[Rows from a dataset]
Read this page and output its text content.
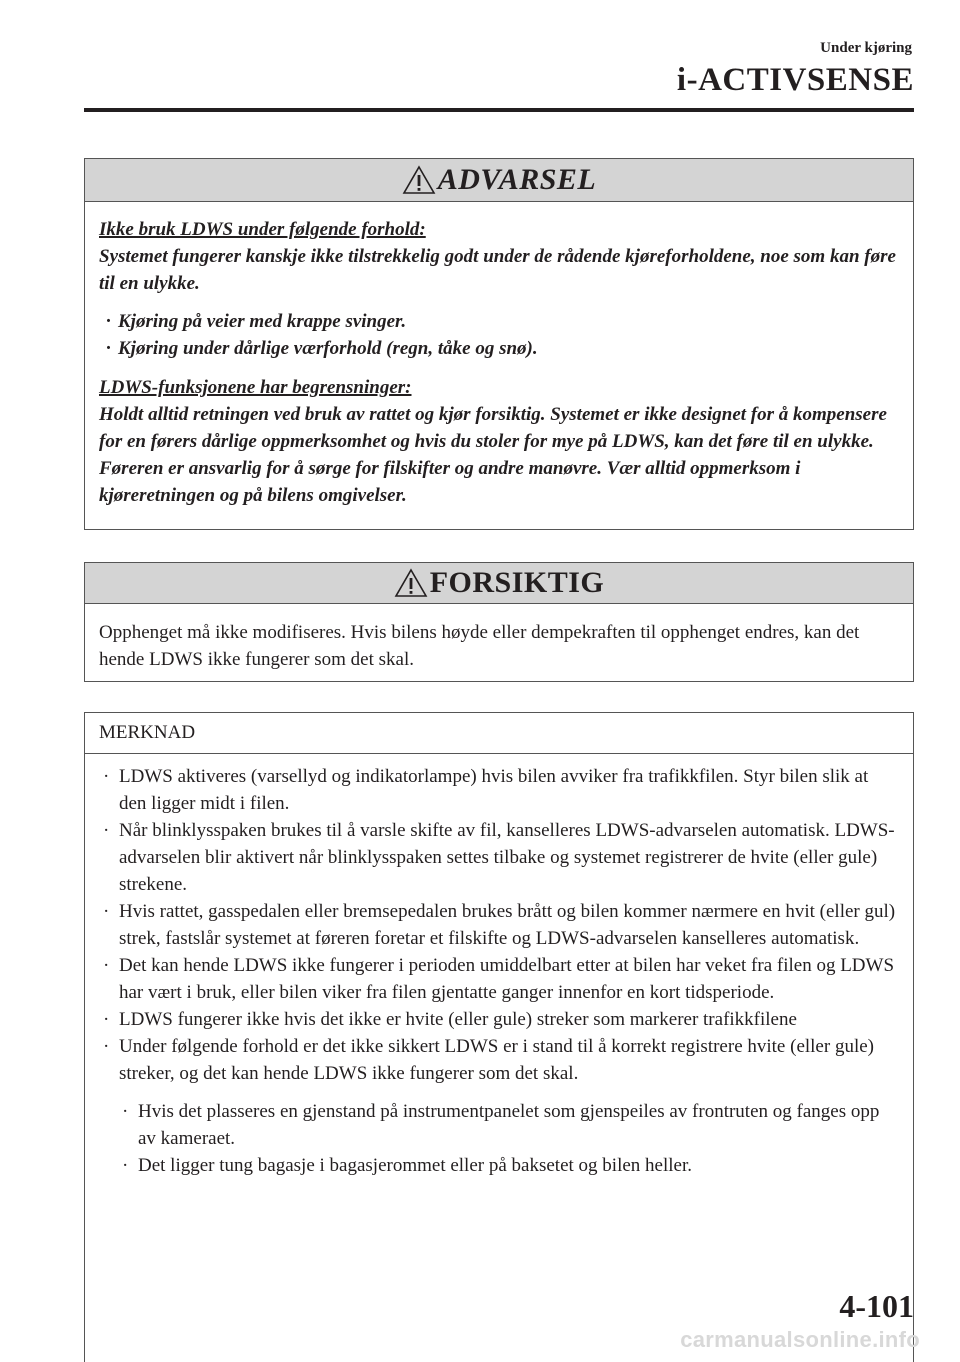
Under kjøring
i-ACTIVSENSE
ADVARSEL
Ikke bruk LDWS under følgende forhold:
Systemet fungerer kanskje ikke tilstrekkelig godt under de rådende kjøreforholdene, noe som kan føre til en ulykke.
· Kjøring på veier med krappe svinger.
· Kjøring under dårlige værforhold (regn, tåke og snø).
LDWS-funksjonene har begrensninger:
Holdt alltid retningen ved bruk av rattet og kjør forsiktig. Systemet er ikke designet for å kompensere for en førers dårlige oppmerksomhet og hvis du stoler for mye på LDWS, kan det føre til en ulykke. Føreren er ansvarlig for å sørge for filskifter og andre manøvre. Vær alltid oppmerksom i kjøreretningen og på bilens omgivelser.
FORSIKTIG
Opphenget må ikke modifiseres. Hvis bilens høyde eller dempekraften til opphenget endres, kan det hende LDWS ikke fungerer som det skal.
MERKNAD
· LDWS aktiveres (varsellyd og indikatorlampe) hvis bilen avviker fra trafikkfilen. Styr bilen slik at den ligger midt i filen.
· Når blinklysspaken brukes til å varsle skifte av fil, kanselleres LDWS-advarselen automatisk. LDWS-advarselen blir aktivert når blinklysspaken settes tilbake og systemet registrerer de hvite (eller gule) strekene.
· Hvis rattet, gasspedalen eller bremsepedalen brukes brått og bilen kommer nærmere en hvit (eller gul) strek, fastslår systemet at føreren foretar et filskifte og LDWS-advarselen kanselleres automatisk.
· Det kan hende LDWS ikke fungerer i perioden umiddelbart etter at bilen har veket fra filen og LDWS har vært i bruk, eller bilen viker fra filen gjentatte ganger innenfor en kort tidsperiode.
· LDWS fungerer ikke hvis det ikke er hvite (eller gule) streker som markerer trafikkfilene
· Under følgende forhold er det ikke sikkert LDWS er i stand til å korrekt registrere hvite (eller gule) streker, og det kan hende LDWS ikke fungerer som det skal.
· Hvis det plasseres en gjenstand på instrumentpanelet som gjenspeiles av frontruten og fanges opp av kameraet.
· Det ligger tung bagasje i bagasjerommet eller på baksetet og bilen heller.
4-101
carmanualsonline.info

==

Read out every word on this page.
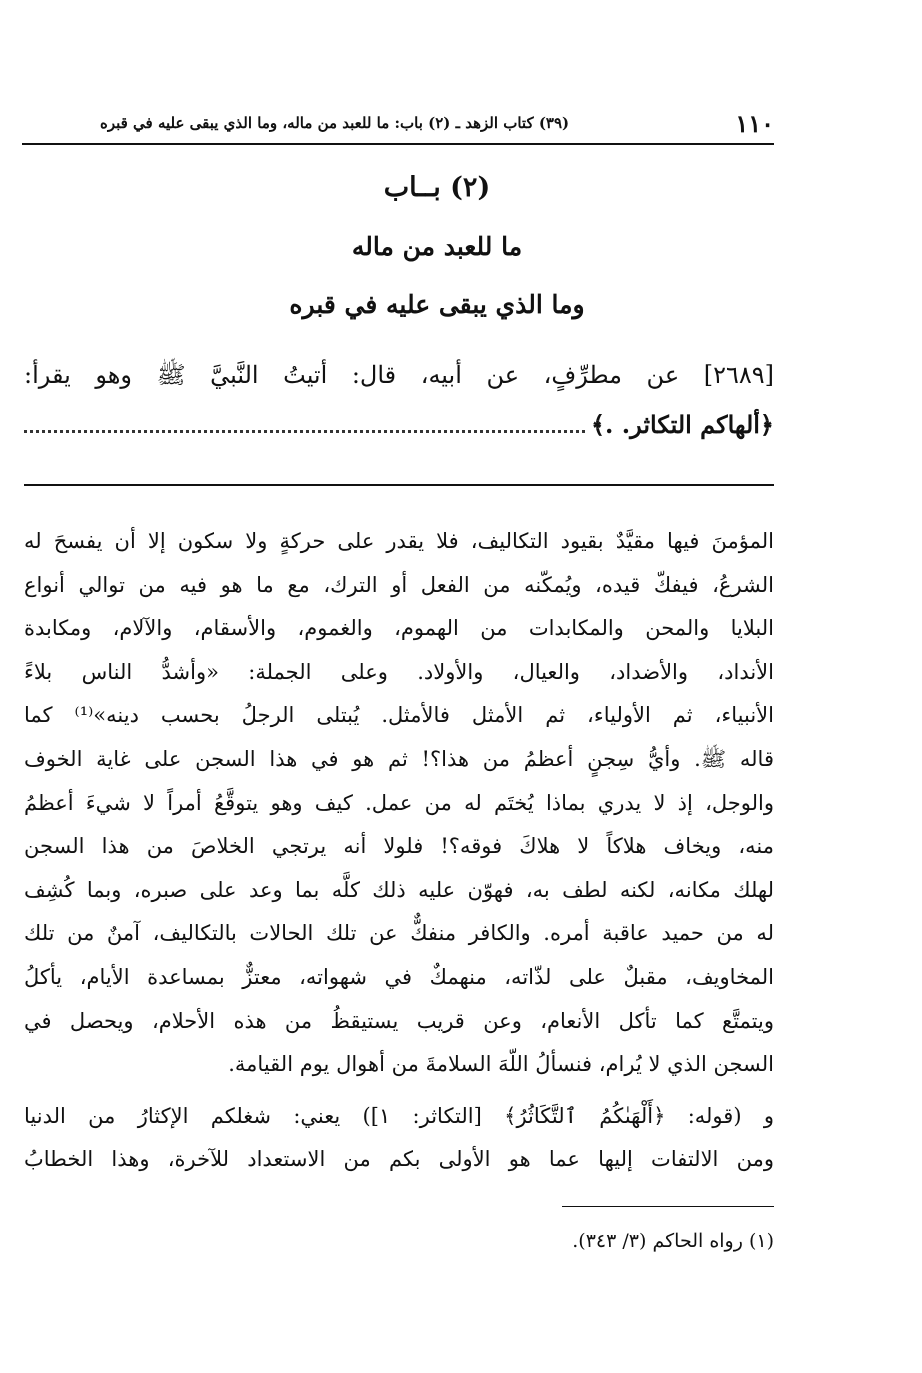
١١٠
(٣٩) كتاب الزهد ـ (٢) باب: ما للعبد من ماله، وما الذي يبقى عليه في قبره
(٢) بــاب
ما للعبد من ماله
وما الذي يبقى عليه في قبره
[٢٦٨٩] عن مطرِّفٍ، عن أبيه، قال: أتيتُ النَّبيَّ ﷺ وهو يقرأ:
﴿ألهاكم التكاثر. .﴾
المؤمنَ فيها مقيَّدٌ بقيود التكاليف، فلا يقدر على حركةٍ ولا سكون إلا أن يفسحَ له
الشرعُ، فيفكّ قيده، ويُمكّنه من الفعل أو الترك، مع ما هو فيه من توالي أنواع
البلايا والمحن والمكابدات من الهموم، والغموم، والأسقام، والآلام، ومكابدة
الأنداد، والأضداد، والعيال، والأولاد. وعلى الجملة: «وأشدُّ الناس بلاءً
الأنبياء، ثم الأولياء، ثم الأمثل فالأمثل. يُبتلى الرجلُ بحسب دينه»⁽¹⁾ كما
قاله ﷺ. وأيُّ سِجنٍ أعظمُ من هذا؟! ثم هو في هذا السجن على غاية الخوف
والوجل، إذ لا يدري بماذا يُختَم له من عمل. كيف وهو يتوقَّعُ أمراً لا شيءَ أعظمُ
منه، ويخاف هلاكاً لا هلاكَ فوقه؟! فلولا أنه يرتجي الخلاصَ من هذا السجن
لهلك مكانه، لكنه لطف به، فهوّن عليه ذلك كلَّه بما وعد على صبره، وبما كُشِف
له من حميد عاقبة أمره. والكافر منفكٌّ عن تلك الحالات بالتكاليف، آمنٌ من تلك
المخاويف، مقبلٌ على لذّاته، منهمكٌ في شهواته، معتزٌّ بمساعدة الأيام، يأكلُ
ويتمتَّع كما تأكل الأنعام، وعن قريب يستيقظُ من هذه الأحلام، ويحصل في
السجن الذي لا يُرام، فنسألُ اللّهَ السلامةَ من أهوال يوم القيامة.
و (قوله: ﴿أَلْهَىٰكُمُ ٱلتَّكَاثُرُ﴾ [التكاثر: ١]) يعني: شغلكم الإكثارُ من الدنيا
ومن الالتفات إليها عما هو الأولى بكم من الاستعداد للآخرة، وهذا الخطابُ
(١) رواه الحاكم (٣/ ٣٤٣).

---

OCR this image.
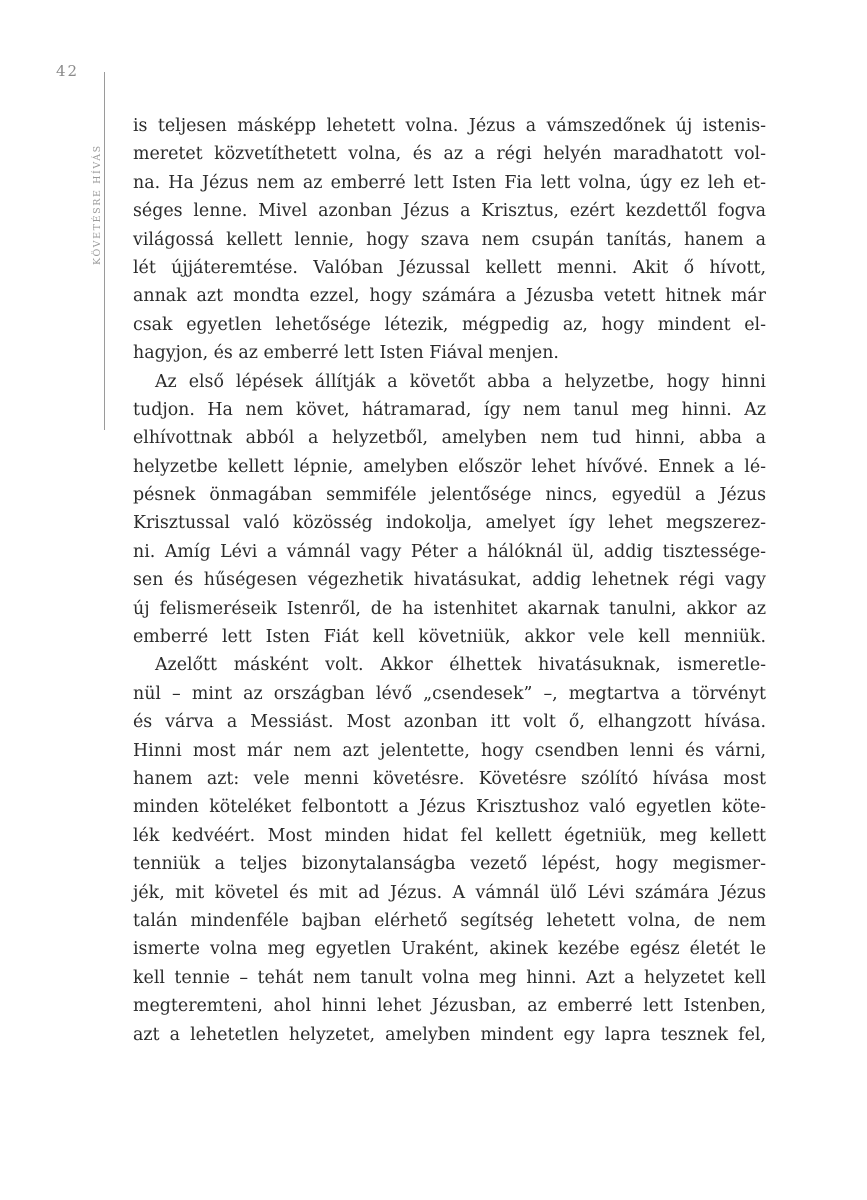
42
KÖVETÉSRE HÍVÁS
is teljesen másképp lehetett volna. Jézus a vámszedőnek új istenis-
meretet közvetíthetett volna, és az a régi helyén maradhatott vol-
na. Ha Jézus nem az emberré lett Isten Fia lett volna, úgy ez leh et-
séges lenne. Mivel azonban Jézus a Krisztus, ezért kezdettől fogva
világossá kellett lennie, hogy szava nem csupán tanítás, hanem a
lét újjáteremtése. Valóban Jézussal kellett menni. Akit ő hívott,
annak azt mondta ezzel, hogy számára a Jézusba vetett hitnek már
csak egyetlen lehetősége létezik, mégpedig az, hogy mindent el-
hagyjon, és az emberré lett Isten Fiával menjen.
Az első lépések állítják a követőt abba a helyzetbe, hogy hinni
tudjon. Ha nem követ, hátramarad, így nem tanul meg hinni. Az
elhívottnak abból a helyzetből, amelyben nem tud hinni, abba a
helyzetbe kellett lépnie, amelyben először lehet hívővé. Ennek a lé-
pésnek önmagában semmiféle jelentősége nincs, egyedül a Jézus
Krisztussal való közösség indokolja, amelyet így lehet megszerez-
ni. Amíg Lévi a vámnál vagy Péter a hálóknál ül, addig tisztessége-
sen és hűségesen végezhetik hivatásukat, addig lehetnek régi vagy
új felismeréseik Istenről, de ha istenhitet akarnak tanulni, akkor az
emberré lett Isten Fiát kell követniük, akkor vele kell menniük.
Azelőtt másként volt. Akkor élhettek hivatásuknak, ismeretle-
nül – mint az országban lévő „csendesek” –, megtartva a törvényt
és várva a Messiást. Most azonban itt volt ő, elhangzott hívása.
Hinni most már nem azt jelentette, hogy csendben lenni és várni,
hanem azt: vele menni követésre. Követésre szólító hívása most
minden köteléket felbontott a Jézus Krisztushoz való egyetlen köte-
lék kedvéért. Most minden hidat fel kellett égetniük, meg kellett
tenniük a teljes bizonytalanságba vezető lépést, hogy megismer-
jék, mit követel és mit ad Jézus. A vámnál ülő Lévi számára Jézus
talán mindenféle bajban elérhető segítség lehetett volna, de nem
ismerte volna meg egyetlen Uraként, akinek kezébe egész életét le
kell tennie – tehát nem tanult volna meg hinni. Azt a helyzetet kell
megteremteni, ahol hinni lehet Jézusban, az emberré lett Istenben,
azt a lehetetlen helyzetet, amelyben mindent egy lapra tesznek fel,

> [SET PROBLEM] Work out how many lines in the records above hold the string "volna", then give only that count.

> [SOLUTION TO THIS EXERCISE] 6